▶ Instructions for the task: Convert the records below, from their first line through the line containing "- cell-text: Sunrise: 7:14", into a JSON list of strings with one string per line, leaving out any blank lines.

(begin)

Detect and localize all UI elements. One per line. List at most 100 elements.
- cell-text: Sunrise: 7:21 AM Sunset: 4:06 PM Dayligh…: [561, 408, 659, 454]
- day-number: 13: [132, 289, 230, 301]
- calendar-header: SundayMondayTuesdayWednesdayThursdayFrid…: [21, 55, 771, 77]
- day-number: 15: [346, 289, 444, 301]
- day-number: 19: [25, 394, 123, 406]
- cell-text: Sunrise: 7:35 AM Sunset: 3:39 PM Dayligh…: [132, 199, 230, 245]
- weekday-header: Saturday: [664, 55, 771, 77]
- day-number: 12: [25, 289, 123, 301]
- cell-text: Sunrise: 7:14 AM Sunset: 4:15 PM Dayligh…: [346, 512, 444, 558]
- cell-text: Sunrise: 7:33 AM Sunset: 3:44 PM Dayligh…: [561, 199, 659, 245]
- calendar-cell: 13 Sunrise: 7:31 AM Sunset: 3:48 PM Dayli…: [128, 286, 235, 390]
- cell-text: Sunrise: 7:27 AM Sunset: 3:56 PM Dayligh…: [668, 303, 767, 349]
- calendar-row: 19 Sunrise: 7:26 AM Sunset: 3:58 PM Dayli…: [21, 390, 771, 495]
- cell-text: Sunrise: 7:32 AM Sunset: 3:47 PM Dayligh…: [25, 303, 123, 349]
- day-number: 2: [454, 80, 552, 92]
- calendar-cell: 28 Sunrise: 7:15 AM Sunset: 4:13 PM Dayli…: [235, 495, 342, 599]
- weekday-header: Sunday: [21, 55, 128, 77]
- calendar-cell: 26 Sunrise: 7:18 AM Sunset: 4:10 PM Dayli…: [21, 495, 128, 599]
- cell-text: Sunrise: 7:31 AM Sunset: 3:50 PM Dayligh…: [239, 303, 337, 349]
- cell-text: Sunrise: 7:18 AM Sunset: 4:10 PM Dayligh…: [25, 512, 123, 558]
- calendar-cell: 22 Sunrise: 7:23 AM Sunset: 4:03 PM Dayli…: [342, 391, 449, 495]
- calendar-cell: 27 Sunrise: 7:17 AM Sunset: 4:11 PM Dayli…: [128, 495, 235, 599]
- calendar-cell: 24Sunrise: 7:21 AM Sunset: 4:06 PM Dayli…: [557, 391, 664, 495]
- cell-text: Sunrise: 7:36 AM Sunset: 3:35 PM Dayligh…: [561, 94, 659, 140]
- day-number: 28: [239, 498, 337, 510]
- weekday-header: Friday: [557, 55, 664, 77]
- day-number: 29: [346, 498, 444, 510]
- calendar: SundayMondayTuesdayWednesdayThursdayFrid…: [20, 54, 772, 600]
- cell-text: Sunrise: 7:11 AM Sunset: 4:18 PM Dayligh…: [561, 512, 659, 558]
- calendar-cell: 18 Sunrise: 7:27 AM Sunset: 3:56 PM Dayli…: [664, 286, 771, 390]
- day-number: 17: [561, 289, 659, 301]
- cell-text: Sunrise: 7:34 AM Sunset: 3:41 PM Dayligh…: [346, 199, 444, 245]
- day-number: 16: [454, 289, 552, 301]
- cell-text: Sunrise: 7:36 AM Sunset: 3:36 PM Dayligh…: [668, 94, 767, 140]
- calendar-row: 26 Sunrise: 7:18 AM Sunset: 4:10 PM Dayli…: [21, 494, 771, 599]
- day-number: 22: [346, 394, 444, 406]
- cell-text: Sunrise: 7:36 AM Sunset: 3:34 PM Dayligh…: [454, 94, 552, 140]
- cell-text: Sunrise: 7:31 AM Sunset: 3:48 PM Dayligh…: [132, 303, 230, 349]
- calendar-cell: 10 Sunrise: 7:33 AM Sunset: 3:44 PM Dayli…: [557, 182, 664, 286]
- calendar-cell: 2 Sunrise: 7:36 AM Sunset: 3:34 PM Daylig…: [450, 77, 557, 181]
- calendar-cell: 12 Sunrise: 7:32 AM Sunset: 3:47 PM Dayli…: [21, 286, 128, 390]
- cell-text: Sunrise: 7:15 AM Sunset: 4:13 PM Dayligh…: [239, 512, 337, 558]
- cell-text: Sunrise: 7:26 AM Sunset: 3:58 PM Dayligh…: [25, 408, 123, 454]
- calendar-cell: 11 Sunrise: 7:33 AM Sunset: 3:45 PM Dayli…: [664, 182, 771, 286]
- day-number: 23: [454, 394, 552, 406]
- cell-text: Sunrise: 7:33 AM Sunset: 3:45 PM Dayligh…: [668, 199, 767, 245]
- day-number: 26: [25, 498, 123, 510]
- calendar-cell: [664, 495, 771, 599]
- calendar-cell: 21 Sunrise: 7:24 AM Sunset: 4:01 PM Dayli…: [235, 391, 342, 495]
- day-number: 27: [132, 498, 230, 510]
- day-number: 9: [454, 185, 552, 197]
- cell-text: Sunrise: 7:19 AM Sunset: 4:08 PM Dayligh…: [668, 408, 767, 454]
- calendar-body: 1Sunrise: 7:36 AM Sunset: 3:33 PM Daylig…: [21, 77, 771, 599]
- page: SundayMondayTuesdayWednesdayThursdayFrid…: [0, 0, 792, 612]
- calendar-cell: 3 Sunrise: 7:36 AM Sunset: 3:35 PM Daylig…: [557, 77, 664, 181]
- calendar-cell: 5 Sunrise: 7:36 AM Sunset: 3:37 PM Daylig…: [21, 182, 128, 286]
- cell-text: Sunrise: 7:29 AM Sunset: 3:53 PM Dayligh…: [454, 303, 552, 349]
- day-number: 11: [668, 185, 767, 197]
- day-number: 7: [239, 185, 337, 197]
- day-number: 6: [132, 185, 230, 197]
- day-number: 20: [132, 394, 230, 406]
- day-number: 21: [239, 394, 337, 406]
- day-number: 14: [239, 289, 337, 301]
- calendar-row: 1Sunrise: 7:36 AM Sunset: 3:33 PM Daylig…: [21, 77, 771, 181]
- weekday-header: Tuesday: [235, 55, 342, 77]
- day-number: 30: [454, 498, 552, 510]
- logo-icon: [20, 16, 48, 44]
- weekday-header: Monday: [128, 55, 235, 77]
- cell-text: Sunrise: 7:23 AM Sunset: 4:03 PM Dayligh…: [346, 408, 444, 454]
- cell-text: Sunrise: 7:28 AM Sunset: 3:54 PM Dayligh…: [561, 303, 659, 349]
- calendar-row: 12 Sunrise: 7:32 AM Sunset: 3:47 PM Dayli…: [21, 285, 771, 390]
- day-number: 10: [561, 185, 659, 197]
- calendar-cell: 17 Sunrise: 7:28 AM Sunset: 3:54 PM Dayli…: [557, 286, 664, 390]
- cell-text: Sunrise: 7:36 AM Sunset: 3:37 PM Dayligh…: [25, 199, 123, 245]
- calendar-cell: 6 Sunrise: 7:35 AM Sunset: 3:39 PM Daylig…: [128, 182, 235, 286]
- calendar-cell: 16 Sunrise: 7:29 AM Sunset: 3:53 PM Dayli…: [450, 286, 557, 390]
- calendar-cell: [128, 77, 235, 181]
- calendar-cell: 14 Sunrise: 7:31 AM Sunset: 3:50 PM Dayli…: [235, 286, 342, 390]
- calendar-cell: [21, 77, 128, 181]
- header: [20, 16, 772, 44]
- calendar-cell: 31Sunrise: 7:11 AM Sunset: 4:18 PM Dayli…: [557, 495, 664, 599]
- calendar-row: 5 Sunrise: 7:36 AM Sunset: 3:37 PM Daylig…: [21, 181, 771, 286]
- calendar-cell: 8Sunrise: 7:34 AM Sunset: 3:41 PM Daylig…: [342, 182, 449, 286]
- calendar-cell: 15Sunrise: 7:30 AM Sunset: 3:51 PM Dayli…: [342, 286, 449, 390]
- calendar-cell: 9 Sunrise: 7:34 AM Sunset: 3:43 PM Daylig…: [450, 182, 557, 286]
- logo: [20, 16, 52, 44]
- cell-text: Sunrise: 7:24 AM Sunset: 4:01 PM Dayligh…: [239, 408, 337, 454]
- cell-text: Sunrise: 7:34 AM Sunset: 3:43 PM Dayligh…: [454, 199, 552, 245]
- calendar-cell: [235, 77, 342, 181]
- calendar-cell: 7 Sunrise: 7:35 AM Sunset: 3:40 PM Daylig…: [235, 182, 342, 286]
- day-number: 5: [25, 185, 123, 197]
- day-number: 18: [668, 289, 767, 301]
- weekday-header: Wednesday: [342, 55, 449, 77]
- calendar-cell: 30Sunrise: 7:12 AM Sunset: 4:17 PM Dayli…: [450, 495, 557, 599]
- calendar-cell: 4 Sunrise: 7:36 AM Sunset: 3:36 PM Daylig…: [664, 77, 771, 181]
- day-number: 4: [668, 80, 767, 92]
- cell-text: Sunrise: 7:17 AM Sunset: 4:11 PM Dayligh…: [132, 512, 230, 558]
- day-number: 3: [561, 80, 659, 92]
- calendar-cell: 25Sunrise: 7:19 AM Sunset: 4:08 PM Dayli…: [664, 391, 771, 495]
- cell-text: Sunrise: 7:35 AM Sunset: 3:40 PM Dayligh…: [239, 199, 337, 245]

(end)

▶ Full answer:
[
  "Detect and localize all UI elements. One per line. List at most 100 elements.",
  "- cell-text: Sunrise: 7:21 AM Sunset: 4:06 PM Dayligh…: [561, 408, 659, 454]",
  "- day-number: 13: [132, 289, 230, 301]",
  "- calendar-header: SundayMondayTuesdayWednesdayThursdayFrid…: [21, 55, 771, 77]",
  "- day-number: 15: [346, 289, 444, 301]",
  "- day-number: 19: [25, 394, 123, 406]",
  "- cell-text: Sunrise: 7:35 AM Sunset: 3:39 PM Dayligh…: [132, 199, 230, 245]",
  "- weekday-header: Saturday: [664, 55, 771, 77]",
  "- day-number: 12: [25, 289, 123, 301]",
  "- cell-text: Sunrise: 7:14 AM Sunset: 4:15 PM Dayligh…: [346, 512, 444, 558]"
]